**Exercise objective:** Each line that holds the string "сохранен" counts once; say how many such lines there are and add nothing.
####
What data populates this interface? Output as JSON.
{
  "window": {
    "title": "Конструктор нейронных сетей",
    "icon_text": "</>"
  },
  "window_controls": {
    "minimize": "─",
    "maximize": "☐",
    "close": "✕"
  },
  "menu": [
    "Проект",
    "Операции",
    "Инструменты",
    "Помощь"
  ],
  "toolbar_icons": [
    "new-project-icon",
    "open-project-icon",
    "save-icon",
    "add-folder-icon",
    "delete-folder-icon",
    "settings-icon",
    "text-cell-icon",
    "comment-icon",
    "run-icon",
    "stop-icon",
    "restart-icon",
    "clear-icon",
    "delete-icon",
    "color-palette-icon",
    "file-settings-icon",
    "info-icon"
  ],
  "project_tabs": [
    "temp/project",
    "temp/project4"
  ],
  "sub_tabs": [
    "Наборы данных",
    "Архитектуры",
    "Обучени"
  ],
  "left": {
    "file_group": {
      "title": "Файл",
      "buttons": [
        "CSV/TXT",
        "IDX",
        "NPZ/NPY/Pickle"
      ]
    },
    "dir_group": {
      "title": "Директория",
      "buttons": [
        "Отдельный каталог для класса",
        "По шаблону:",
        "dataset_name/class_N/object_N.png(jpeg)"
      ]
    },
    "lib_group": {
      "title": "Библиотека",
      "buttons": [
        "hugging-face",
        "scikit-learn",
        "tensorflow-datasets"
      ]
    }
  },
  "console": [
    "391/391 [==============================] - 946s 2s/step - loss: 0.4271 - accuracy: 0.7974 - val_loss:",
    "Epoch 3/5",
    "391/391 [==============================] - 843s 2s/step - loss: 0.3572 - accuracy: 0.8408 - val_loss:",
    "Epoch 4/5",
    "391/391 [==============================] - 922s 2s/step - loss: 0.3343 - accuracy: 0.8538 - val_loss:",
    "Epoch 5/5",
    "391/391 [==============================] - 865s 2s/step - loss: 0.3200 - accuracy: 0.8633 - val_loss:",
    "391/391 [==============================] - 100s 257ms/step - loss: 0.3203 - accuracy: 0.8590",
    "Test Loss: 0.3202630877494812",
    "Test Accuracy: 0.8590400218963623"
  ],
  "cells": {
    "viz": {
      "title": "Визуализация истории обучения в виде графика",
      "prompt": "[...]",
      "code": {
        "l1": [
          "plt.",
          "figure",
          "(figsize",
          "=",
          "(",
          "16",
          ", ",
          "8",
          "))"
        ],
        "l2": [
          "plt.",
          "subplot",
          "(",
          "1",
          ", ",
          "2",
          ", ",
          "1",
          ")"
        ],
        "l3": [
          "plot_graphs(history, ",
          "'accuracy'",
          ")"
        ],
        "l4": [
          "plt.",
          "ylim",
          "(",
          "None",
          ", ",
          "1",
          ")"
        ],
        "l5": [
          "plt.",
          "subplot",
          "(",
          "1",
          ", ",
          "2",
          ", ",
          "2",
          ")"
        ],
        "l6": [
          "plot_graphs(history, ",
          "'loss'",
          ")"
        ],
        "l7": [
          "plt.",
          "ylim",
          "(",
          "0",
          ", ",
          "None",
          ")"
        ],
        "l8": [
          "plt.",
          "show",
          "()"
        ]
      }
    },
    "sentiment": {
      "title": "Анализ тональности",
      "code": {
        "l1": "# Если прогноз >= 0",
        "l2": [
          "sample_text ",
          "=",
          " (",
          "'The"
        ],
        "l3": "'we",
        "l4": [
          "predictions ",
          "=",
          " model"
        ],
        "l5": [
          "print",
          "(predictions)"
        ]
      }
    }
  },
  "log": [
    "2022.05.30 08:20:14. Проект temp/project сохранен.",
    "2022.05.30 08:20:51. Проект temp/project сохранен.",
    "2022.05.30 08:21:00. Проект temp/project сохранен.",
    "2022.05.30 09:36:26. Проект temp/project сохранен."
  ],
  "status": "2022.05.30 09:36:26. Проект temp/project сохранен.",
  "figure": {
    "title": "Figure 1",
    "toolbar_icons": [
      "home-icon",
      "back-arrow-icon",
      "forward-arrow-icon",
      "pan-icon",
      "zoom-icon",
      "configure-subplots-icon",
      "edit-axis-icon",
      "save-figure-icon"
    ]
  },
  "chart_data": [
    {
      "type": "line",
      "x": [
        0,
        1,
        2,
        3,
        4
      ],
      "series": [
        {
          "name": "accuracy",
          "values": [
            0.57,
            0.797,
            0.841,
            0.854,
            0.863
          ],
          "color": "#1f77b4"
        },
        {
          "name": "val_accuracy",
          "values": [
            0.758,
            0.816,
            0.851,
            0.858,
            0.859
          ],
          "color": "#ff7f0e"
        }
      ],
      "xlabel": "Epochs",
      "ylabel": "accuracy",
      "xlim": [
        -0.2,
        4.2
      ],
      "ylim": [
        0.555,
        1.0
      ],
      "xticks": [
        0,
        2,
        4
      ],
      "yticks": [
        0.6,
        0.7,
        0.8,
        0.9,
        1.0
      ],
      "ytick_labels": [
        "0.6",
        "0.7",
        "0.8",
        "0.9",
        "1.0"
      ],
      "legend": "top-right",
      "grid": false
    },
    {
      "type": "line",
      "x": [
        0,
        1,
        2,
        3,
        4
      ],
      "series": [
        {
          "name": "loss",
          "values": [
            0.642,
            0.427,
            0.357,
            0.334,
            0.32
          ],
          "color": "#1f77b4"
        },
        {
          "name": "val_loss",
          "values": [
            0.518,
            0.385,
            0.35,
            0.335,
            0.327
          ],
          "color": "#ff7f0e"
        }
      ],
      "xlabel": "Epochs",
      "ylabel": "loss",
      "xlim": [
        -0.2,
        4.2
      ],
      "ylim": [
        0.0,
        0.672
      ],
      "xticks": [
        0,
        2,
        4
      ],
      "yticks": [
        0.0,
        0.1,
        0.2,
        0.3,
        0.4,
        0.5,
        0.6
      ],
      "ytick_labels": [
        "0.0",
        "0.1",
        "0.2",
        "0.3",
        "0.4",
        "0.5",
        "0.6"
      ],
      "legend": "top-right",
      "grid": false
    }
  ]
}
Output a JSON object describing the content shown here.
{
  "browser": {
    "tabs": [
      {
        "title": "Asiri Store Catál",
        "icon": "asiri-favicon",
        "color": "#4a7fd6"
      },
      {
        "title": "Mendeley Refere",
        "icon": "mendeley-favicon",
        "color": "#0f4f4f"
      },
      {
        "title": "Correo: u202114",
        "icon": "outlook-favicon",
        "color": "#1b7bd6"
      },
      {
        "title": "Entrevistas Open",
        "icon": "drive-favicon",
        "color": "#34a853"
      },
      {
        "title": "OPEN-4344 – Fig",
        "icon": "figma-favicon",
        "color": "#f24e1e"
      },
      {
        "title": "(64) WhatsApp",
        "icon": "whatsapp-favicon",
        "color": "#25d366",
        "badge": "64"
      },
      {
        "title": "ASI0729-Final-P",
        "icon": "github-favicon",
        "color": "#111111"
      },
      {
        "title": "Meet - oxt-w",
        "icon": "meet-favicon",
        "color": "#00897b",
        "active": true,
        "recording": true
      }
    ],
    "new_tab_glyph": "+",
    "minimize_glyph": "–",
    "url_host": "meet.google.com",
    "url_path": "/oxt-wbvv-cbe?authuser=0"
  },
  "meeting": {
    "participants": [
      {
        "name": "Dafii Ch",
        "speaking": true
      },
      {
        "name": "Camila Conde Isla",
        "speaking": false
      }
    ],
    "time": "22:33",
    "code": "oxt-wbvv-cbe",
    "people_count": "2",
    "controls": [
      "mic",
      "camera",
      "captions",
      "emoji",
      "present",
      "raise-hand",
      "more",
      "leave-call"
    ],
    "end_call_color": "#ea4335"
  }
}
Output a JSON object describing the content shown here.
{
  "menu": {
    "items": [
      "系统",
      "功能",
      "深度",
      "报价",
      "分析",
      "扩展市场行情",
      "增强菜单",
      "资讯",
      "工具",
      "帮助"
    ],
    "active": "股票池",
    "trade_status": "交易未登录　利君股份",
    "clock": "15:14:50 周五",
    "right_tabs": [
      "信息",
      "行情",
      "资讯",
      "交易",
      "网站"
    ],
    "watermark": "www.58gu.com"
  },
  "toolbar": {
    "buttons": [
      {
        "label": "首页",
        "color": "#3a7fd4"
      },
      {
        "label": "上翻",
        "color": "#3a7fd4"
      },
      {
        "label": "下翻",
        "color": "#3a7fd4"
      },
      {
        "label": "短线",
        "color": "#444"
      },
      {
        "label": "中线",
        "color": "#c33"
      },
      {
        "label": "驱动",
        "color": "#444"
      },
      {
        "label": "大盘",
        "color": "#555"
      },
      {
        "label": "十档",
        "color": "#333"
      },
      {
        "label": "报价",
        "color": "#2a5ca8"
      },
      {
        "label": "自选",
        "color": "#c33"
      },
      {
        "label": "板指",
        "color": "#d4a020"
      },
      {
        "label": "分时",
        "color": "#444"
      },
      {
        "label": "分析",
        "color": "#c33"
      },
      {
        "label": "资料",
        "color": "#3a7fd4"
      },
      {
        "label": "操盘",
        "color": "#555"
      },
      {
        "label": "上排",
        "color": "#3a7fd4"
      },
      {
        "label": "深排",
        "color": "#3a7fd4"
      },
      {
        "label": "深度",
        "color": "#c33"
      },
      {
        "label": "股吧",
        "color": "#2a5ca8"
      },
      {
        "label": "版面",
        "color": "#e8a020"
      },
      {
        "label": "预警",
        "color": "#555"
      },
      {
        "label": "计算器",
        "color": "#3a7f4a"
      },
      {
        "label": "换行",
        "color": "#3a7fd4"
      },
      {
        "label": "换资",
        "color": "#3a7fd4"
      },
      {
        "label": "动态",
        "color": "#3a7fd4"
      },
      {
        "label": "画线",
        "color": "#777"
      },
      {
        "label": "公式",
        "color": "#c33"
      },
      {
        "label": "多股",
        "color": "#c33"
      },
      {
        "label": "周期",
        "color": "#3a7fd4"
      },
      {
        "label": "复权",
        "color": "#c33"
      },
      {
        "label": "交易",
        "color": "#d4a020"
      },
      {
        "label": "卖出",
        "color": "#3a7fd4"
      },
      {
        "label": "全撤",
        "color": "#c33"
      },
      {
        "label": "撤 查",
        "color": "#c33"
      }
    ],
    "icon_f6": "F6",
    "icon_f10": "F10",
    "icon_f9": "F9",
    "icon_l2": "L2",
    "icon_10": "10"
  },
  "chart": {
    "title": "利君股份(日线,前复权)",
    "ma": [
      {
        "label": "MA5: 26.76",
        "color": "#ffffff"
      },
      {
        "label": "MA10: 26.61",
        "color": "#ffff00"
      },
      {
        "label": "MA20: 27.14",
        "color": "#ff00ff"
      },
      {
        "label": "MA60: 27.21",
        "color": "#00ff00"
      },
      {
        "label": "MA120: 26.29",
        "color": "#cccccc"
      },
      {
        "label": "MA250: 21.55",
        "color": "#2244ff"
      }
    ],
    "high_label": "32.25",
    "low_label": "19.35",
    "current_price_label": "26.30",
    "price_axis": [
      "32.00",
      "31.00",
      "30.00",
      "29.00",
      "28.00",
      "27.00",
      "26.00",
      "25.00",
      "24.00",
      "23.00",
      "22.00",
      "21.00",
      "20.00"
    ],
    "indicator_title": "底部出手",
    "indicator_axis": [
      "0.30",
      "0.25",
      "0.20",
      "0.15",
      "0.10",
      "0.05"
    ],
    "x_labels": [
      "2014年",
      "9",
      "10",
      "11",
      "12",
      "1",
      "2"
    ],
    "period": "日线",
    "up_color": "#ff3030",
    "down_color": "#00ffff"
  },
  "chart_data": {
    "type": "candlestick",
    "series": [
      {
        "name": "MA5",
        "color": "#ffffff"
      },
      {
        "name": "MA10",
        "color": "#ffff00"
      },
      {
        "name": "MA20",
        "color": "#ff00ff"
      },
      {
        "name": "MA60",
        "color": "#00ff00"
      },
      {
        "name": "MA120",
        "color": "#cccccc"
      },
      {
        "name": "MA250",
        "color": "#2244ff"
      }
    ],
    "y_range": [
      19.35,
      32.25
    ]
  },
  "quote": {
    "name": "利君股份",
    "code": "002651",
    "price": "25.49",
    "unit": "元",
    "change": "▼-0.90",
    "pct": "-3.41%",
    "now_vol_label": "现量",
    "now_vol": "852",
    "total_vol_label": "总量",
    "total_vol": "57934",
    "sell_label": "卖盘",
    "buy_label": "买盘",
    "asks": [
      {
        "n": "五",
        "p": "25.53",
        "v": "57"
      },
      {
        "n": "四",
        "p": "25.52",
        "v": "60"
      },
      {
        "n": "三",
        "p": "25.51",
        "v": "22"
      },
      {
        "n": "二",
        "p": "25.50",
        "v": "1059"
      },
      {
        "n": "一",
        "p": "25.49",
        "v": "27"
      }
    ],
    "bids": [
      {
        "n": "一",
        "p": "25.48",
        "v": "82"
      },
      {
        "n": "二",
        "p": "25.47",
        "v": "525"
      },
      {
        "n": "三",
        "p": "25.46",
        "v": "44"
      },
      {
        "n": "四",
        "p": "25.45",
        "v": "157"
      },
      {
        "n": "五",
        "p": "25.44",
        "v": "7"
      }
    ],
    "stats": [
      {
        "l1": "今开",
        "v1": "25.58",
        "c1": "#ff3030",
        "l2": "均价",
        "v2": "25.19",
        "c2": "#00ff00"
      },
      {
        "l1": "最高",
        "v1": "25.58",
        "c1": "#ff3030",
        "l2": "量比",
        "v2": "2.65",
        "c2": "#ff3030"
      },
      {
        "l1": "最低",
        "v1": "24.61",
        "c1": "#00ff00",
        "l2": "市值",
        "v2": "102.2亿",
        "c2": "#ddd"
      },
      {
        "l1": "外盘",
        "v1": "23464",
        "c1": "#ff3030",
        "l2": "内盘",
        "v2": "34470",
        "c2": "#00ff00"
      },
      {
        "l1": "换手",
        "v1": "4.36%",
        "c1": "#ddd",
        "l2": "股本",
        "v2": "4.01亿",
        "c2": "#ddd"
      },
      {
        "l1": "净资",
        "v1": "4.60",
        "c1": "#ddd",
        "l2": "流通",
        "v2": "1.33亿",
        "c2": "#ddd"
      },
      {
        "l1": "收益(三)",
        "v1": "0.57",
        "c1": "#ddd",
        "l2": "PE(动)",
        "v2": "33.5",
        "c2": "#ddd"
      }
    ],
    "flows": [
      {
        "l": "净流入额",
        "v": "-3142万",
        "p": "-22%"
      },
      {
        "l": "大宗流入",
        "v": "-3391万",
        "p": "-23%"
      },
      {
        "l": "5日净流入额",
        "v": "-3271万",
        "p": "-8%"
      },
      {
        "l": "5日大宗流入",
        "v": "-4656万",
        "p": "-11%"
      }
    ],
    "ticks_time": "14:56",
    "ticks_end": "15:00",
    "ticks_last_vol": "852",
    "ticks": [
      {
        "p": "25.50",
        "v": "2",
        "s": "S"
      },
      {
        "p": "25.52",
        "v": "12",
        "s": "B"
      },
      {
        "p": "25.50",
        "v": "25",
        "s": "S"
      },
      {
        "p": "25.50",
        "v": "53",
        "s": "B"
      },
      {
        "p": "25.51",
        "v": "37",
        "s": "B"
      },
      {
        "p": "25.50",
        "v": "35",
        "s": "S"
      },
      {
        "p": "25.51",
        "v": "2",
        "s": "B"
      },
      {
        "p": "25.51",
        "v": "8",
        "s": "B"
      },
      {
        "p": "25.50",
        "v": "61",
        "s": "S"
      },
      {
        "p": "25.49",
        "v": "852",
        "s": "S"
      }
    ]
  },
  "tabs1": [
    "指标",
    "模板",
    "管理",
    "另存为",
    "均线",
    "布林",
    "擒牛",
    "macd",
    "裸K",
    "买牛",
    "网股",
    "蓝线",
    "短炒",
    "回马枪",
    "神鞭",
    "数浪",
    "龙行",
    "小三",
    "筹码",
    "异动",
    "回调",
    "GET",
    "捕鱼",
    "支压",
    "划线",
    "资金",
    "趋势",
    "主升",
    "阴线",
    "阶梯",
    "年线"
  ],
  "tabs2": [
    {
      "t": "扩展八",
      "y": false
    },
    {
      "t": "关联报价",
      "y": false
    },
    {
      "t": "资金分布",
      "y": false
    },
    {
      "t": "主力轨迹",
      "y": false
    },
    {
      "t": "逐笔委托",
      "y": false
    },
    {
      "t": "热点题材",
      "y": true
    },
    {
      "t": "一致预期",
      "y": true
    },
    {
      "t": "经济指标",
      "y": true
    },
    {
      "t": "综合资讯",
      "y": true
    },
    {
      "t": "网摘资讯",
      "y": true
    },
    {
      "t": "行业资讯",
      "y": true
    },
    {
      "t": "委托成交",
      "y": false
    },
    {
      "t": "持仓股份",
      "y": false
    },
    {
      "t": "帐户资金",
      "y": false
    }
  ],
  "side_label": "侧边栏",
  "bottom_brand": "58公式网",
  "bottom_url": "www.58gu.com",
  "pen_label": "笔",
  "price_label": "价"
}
####
**Response to this task:** 5